(Stored entries)
○ ○ ○ ○ ○ ○ ○
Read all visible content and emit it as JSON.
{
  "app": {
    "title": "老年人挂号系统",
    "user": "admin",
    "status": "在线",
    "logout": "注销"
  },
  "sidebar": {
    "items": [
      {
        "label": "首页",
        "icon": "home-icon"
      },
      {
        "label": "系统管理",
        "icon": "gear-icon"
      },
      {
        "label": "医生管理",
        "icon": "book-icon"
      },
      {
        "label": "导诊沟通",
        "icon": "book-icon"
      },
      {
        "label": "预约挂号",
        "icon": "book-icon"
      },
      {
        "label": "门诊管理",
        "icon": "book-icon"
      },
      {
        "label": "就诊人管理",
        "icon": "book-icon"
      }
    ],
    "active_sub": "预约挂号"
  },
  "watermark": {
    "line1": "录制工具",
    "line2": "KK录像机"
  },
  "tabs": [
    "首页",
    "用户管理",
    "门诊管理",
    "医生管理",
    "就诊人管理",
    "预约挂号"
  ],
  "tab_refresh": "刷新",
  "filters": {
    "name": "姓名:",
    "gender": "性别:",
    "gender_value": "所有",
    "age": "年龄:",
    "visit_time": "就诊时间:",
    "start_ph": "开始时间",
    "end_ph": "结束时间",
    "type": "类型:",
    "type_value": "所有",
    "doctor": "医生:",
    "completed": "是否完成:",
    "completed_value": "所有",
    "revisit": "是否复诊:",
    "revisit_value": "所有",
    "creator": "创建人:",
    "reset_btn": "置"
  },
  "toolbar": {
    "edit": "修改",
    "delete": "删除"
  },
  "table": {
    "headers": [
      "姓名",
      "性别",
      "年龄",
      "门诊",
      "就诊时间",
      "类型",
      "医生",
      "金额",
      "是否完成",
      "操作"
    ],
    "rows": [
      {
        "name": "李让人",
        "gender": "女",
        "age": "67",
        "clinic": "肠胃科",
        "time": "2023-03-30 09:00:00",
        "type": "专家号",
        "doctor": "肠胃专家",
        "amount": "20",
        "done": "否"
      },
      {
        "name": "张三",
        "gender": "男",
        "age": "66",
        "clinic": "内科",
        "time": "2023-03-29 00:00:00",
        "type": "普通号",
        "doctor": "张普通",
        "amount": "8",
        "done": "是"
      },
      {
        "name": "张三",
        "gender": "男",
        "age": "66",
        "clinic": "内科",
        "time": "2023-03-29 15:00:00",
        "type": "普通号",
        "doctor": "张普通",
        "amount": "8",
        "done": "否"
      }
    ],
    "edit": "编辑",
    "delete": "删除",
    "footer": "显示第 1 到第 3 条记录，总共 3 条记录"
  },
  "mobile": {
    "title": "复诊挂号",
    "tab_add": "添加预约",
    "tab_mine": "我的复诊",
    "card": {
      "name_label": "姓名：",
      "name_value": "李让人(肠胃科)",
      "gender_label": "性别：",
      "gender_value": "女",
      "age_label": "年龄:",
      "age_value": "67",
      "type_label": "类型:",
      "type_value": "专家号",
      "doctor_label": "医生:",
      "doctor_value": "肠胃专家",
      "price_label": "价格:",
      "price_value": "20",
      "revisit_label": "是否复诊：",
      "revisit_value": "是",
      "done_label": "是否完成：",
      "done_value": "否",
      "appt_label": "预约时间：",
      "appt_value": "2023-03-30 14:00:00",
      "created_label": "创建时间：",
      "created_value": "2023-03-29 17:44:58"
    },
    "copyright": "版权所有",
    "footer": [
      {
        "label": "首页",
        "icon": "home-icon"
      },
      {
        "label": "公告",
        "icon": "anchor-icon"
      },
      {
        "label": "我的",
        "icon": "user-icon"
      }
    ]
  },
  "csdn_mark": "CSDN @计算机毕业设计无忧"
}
○ ○ ○ ○ ○ ○ ○
§ **The exercise**: Set down every line of the listing above again, exactly as given.

§ **In response**:
Read all visible content and emit it as JSON.
{
  "app": {
    "title": "老年人挂号系统",
    "user": "admin",
    "status": "在线",
    "logout": "注销"
  },
  "sidebar": {
    "items": [
      {
        "label": "首页",
        "icon": "home-icon"
      },
      {
        "label": "系统管理",
        "icon": "gear-icon"
      },
      {
        "label": "医生管理",
        "icon": "book-icon"
      },
      {
        "label": "导诊沟通",
        "icon": "book-icon"
      },
      {
        "label": "预约挂号",
        "icon": "book-icon"
      },
      {
        "label": "门诊管理",
        "icon": "book-icon"
      },
      {
        "label": "就诊人管理",
        "icon": "book-icon"
      }
    ],
    "active_sub": "预约挂号"
  },
  "watermark": {
    "line1": "录制工具",
    "line2": "KK录像机"
  },
  "tabs": [
    "首页",
    "用户管理",
    "门诊管理",
    "医生管理",
    "就诊人管理",
    "预约挂号"
  ],
  "tab_refresh": "刷新",
  "filters": {
    "name": "姓名:",
    "gender": "性别:",
    "gender_value": "所有",
    "age": "年龄:",
    "visit_time": "就诊时间:",
    "start_ph": "开始时间",
    "end_ph": "结束时间",
    "type": "类型:",
    "type_value": "所有",
    "doctor": "医生:",
    "completed": "是否完成:",
    "completed_value": "所有",
    "revisit": "是否复诊:",
    "revisit_value": "所有",
    "creator": "创建人:",
    "reset_btn": "置"
  },
  "toolbar": {
    "edit": "修改",
    "delete": "删除"
  },
  "table": {
    "headers": [
      "姓名",
      "性别",
      "年龄",
      "门诊",
      "就诊时间",
      "类型",
      "医生",
      "金额",
      "是否完成",
      "操作"
    ],
    "rows": [
      {
        "name": "李让人",
        "gender": "女",
        "age": "67",
        "clinic": "肠胃科",
        "time": "2023-03-30 09:00:00",
        "type": "专家号",
        "doctor": "肠胃专家",
        "amount": "20",
        "done": "否"
      },
      {
        "name": "张三",
        "gender": "男",
        "age": "66",
        "clinic": "内科",
        "time": "2023-03-29 00:00:00",
        "type": "普通号",
        "doctor": "张普通",
        "amount": "8",
        "done": "是"
      },
      {
        "name": "张三",
        "gender": "男",
        "age": "66",
        "clinic": "内科",
        "time": "2023-03-29 15:00:00",
        "type": "普通号",
        "doctor": "张普通",
        "amount": "8",
        "done": "否"
      }
    ],
    "edit": "编辑",
    "delete": "删除",
    "footer": "显示第 1 到第 3 条记录，总共 3 条记录"
  },
  "mobile": {
    "title": "复诊挂号",
    "tab_add": "添加预约",
    "tab_mine": "我的复诊",
    "card": {
      "name_label": "姓名：",
      "name_value": "李让人(肠胃科)",
      "gender_label": "性别：",
      "gender_value": "女",
      "age_label": "年龄:",
      "age_value": "67",
      "type_label": "类型:",
      "type_value": "专家号",
      "doctor_label": "医生:",
      "doctor_value": "肠胃专家",
      "price_label": "价格:",
      "price_value": "20",
      "revisit_label": "是否复诊：",
      "revisit_value": "是",
      "done_label": "是否完成：",
      "done_value": "否",
      "appt_label": "预约时间：",
      "appt_value": "2023-03-30 14:00:00",
      "created_label": "创建时间：",
      "created_value": "2023-03-29 17:44:58"
    },
    "copyright": "版权所有",
    "footer": [
      {
        "label": "首页",
        "icon": "home-icon"
      },
      {
        "label": "公告",
        "icon": "anchor-icon"
      },
      {
        "label": "我的",
        "icon": "user-icon"
      }
    ]
  },
  "csdn_mark": "CSDN @计算机毕业设计无忧"
}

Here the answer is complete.